### GIVEN EXERCISE
Extract the listing in its entirety, keeping each line identical to the original.

### STORED DATA
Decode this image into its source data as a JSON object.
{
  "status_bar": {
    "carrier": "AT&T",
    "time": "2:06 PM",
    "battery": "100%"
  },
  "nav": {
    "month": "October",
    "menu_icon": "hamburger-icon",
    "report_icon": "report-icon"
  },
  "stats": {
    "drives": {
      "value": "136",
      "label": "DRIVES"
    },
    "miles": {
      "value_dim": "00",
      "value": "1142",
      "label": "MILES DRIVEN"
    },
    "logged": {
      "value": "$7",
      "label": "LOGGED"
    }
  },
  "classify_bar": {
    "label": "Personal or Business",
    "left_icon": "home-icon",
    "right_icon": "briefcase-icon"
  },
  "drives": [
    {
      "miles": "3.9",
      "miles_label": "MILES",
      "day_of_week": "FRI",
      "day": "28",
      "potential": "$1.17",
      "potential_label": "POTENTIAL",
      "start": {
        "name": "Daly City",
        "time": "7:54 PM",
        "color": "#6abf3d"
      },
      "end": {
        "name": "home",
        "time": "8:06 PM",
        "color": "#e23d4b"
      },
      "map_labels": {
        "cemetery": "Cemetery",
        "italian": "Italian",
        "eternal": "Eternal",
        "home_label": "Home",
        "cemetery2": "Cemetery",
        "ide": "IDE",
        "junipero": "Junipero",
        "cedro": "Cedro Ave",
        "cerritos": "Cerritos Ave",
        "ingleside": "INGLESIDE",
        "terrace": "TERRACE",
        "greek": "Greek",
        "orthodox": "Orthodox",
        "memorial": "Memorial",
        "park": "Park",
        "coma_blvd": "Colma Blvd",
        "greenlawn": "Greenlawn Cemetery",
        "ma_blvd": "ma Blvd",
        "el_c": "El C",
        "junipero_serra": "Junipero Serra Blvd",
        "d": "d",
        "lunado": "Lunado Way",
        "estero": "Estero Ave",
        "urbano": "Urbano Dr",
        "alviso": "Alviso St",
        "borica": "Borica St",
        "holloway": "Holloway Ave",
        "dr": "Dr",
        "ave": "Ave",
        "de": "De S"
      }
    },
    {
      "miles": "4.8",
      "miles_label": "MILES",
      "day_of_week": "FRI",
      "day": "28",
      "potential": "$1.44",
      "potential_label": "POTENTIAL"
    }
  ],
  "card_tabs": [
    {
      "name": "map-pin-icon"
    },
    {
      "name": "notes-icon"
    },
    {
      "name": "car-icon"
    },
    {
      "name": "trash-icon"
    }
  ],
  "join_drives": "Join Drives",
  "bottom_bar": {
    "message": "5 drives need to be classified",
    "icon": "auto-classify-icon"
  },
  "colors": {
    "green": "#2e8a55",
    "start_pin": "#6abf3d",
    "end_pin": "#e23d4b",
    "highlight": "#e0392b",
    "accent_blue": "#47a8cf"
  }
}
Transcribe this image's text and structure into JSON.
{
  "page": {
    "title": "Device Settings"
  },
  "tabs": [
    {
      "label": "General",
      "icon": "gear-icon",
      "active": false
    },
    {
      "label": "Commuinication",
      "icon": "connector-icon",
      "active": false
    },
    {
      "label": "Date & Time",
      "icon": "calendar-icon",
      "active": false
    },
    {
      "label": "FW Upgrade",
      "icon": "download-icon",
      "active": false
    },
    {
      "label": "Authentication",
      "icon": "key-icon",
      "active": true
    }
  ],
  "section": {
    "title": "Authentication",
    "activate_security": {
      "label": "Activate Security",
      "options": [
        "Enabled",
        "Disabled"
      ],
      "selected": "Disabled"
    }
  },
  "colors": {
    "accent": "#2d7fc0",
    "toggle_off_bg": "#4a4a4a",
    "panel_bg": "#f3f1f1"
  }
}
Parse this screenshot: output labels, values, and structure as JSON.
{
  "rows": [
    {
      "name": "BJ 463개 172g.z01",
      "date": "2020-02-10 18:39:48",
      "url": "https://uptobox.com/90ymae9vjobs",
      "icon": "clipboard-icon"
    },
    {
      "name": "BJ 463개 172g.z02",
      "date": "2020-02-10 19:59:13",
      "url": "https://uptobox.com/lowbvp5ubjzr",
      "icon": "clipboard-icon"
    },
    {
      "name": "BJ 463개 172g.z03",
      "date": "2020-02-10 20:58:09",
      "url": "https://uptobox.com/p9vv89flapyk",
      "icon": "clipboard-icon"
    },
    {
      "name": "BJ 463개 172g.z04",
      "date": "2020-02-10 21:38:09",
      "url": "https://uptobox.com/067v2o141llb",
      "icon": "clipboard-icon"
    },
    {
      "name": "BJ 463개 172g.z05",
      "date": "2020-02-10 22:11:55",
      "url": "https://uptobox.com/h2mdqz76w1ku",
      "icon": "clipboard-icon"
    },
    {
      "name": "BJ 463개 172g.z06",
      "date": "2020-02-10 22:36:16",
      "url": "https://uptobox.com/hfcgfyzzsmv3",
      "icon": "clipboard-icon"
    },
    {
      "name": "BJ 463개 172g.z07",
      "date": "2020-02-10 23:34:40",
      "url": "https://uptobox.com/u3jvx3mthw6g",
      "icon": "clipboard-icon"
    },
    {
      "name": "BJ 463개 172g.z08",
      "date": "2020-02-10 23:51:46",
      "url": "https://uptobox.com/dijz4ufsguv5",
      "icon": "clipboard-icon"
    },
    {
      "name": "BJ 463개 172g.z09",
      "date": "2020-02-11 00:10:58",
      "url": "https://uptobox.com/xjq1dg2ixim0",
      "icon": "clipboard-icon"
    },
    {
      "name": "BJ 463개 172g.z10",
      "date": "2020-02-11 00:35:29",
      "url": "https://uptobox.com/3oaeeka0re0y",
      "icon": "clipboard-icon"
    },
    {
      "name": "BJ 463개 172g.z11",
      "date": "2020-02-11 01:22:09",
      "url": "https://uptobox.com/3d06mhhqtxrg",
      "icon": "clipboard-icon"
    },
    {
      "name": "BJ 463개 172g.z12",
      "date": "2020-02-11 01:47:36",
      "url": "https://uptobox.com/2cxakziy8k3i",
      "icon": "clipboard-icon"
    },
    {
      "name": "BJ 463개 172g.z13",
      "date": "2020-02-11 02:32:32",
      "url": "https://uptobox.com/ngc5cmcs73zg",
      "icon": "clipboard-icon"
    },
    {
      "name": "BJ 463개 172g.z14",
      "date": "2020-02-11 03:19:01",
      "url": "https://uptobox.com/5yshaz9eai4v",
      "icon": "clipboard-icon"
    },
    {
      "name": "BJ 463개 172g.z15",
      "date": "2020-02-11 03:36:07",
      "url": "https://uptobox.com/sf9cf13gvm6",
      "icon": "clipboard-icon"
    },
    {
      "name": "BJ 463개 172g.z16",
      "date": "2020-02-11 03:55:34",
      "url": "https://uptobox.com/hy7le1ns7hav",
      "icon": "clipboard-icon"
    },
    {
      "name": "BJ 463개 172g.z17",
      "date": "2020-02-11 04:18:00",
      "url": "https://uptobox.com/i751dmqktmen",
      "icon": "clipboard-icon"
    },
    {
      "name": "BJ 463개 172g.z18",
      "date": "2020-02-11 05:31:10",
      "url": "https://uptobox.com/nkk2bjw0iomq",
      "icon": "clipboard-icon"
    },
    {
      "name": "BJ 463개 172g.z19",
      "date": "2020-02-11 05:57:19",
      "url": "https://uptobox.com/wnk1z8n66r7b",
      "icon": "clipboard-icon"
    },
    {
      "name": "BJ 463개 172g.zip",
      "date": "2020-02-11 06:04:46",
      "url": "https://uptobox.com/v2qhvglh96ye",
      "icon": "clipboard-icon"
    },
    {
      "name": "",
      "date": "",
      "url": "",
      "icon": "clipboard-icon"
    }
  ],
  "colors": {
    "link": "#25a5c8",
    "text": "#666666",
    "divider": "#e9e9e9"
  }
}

### COMPLETED EXERCISE
Decode this image into its source data as a JSON object.
{
  "status_bar": {
    "carrier": "AT&T",
    "time": "2:06 PM",
    "battery": "100%"
  },
  "nav": {
    "month": "October",
    "menu_icon": "hamburger-icon",
    "report_icon": "report-icon"
  },
  "stats": {
    "drives": {
      "value": "136",
      "label": "DRIVES"
    },
    "miles": {
      "value_dim": "00",
      "value": "1142",
      "label": "MILES DRIVEN"
    },
    "logged": {
      "value": "$7",
      "label": "LOGGED"
    }
  },
  "classify_bar": {
    "label": "Personal or Business",
    "left_icon": "home-icon",
    "right_icon": "briefcase-icon"
  },
  "drives": [
    {
      "miles": "3.9",
      "miles_label": "MILES",
      "day_of_week": "FRI",
      "day": "28",
      "potential": "$1.17",
      "potential_label": "POTENTIAL",
      "start": {
        "name": "Daly City",
        "time": "7:54 PM",
        "color": "#6abf3d"
      },
      "end": {
        "name": "home",
        "time": "8:06 PM",
        "color": "#e23d4b"
      },
      "map_labels": {
        "cemetery": "Cemetery",
        "italian": "Italian",
        "eternal": "Eternal",
        "home_label": "Home",
        "cemetery2": "Cemetery",
        "ide": "IDE",
        "junipero": "Junipero",
        "cedro": "Cedro Ave",
        "cerritos": "Cerritos Ave",
        "ingleside": "INGLESIDE",
        "terrace": "TERRACE",
        "greek": "Greek",
        "orthodox": "Orthodox",
        "memorial": "Memorial",
        "park": "Park",
        "coma_blvd": "Colma Blvd",
        "greenlawn": "Greenlawn Cemetery",
        "ma_blvd": "ma Blvd",
        "el_c": "El C",
        "junipero_serra": "Junipero Serra Blvd",
        "d": "d",
        "lunado": "Lunado Way",
        "estero": "Estero Ave",
        "urbano": "Urbano Dr",
        "alviso": "Alviso St",
        "borica": "Borica St",
        "holloway": "Holloway Ave",
        "dr": "Dr",
        "ave": "Ave",
        "de": "De S"
      }
    },
    {
      "miles": "4.8",
      "miles_label": "MILES",
      "day_of_week": "FRI",
      "day": "28",
      "potential": "$1.44",
      "potential_label": "POTENTIAL"
    }
  ],
  "card_tabs": [
    {
      "name": "map-pin-icon"
    },
    {
      "name": "notes-icon"
    },
    {
      "name": "car-icon"
    },
    {
      "name": "trash-icon"
    }
  ],
  "join_drives": "Join Drives",
  "bottom_bar": {
    "message": "5 drives need to be classified",
    "icon": "auto-classify-icon"
  },
  "colors": {
    "green": "#2e8a55",
    "start_pin": "#6abf3d",
    "end_pin": "#e23d4b",
    "highlight": "#e0392b",
    "accent_blue": "#47a8cf"
  }
}
Transcribe this image's text and structure into JSON.
{
  "page": {
    "title": "Device Settings"
  },
  "tabs": [
    {
      "label": "General",
      "icon": "gear-icon",
      "active": false
    },
    {
      "label": "Commuinication",
      "icon": "connector-icon",
      "active": false
    },
    {
      "label": "Date & Time",
      "icon": "calendar-icon",
      "active": false
    },
    {
      "label": "FW Upgrade",
      "icon": "download-icon",
      "active": false
    },
    {
      "label": "Authentication",
      "icon": "key-icon",
      "active": true
    }
  ],
  "section": {
    "title": "Authentication",
    "activate_security": {
      "label": "Activate Security",
      "options": [
        "Enabled",
        "Disabled"
      ],
      "selected": "Disabled"
    }
  },
  "colors": {
    "accent": "#2d7fc0",
    "toggle_off_bg": "#4a4a4a",
    "panel_bg": "#f3f1f1"
  }
}
Parse this screenshot: output labels, values, and structure as JSON.
{
  "rows": [
    {
      "name": "BJ 463개 172g.z01",
      "date": "2020-02-10 18:39:48",
      "url": "https://uptobox.com/90ymae9vjobs",
      "icon": "clipboard-icon"
    },
    {
      "name": "BJ 463개 172g.z02",
      "date": "2020-02-10 19:59:13",
      "url": "https://uptobox.com/lowbvp5ubjzr",
      "icon": "clipboard-icon"
    },
    {
      "name": "BJ 463개 172g.z03",
      "date": "2020-02-10 20:58:09",
      "url": "https://uptobox.com/p9vv89flapyk",
      "icon": "clipboard-icon"
    },
    {
      "name": "BJ 463개 172g.z04",
      "date": "2020-02-10 21:38:09",
      "url": "https://uptobox.com/067v2o141llb",
      "icon": "clipboard-icon"
    },
    {
      "name": "BJ 463개 172g.z05",
      "date": "2020-02-10 22:11:55",
      "url": "https://uptobox.com/h2mdqz76w1ku",
      "icon": "clipboard-icon"
    },
    {
      "name": "BJ 463개 172g.z06",
      "date": "2020-02-10 22:36:16",
      "url": "https://uptobox.com/hfcgfyzzsmv3",
      "icon": "clipboard-icon"
    },
    {
      "name": "BJ 463개 172g.z07",
      "date": "2020-02-10 23:34:40",
      "url": "https://uptobox.com/u3jvx3mthw6g",
      "icon": "clipboard-icon"
    },
    {
      "name": "BJ 463개 172g.z08",
      "date": "2020-02-10 23:51:46",
      "url": "https://uptobox.com/dijz4ufsguv5",
      "icon": "clipboard-icon"
    },
    {
      "name": "BJ 463개 172g.z09",
      "date": "2020-02-11 00:10:58",
      "url": "https://uptobox.com/xjq1dg2ixim0",
      "icon": "clipboard-icon"
    },
    {
      "name": "BJ 463개 172g.z10",
      "date": "2020-02-11 00:35:29",
      "url": "https://uptobox.com/3oaeeka0re0y",
      "icon": "clipboard-icon"
    },
    {
      "name": "BJ 463개 172g.z11",
      "date": "2020-02-11 01:22:09",
      "url": "https://uptobox.com/3d06mhhqtxrg",
      "icon": "clipboard-icon"
    },
    {
      "name": "BJ 463개 172g.z12",
      "date": "2020-02-11 01:47:36",
      "url": "https://uptobox.com/2cxakziy8k3i",
      "icon": "clipboard-icon"
    },
    {
      "name": "BJ 463개 172g.z13",
      "date": "2020-02-11 02:32:32",
      "url": "https://uptobox.com/ngc5cmcs73zg",
      "icon": "clipboard-icon"
    },
    {
      "name": "BJ 463개 172g.z14",
      "date": "2020-02-11 03:19:01",
      "url": "https://uptobox.com/5yshaz9eai4v",
      "icon": "clipboard-icon"
    },
    {
      "name": "BJ 463개 172g.z15",
      "date": "2020-02-11 03:36:07",
      "url": "https://uptobox.com/sf9cf13gvm6",
      "icon": "clipboard-icon"
    },
    {
      "name": "BJ 463개 172g.z16",
      "date": "2020-02-11 03:55:34",
      "url": "https://uptobox.com/hy7le1ns7hav",
      "icon": "clipboard-icon"
    },
    {
      "name": "BJ 463개 172g.z17",
      "date": "2020-02-11 04:18:00",
      "url": "https://uptobox.com/i751dmqktmen",
      "icon": "clipboard-icon"
    },
    {
      "name": "BJ 463개 172g.z18",
      "date": "2020-02-11 05:31:10",
      "url": "https://uptobox.com/nkk2bjw0iomq",
      "icon": "clipboard-icon"
    },
    {
      "name": "BJ 463개 172g.z19",
      "date": "2020-02-11 05:57:19",
      "url": "https://uptobox.com/wnk1z8n66r7b",
      "icon": "clipboard-icon"
    },
    {
      "name": "BJ 463개 172g.zip",
      "date": "2020-02-11 06:04:46",
      "url": "https://uptobox.com/v2qhvglh96ye",
      "icon": "clipboard-icon"
    },
    {
      "name": "",
      "date": "",
      "url": "",
      "icon": "clipboard-icon"
    }
  ],
  "colors": {
    "link": "#25a5c8",
    "text": "#666666",
    "divider": "#e9e9e9"
  }
}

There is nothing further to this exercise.